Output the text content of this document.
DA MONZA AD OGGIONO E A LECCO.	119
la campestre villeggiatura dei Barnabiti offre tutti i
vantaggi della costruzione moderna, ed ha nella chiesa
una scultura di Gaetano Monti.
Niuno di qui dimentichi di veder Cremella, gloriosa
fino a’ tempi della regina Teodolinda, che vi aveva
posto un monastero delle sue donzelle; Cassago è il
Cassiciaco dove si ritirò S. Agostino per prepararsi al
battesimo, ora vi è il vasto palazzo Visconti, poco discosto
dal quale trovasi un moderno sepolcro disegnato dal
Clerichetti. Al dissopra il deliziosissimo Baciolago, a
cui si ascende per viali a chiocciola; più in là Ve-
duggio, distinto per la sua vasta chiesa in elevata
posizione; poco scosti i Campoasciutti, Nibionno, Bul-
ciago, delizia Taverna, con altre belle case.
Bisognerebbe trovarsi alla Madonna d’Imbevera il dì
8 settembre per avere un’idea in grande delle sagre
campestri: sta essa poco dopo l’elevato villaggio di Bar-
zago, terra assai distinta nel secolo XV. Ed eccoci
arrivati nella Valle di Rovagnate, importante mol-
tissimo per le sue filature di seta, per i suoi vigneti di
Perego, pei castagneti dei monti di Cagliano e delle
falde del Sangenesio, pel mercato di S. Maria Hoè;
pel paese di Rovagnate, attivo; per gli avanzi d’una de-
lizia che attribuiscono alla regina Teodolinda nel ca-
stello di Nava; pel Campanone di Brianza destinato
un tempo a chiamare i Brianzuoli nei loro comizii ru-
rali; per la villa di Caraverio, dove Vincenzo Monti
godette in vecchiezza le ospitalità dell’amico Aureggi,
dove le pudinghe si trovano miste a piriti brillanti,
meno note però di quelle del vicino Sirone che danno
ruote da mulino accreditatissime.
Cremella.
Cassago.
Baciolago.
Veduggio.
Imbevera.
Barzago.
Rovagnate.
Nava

TASK DESCRIPTION: Write out all the records again, exactly as they appear.

OUTPUT BELOW:
Output the text content of this document.
DA MONZA AD OGGIONO E A LECCO.	119
la campestre villeggiatura dei Barnabiti offre tutti i
vantaggi della costruzione moderna, ed ha nella chiesa
una scultura di Gaetano Monti.
Niuno di qui dimentichi di veder Cremella, gloriosa
fino a’ tempi della regina Teodolinda, che vi aveva
posto un monastero delle sue donzelle; Cassago è il
Cassiciaco dove si ritirò S. Agostino per prepararsi al
battesimo, ora vi è il vasto palazzo Visconti, poco discosto
dal quale trovasi un moderno sepolcro disegnato dal
Clerichetti. Al dissopra il deliziosissimo Baciolago, a
cui si ascende per viali a chiocciola; più in là Ve-
duggio, distinto per la sua vasta chiesa in elevata
posizione; poco scosti i Campoasciutti, Nibionno, Bul-
ciago, delizia Taverna, con altre belle case.
Bisognerebbe trovarsi alla Madonna d’Imbevera il dì
8 settembre per avere un’idea in grande delle sagre
campestri: sta essa poco dopo l’elevato villaggio di Bar-
zago, terra assai distinta nel secolo XV. Ed eccoci
arrivati nella Valle di Rovagnate, importante mol-
tissimo per le sue filature di seta, per i suoi vigneti di
Perego, pei castagneti dei monti di Cagliano e delle
falde del Sangenesio, pel mercato di S. Maria Hoè;
pel paese di Rovagnate, attivo; per gli avanzi d’una de-
lizia che attribuiscono alla regina Teodolinda nel ca-
stello di Nava; pel Campanone di Brianza destinato
un tempo a chiamare i Brianzuoli nei loro comizii ru-
rali; per la villa di Caraverio, dove Vincenzo Monti
godette in vecchiezza le ospitalità dell’amico Aureggi,
dove le pudinghe si trovano miste a piriti brillanti,
meno note però di quelle del vicino Sirone che danno
ruote da mulino accreditatissime.
Cremella.
Cassago.
Baciolago.
Veduggio.
Imbevera.
Barzago.
Rovagnate.
Nava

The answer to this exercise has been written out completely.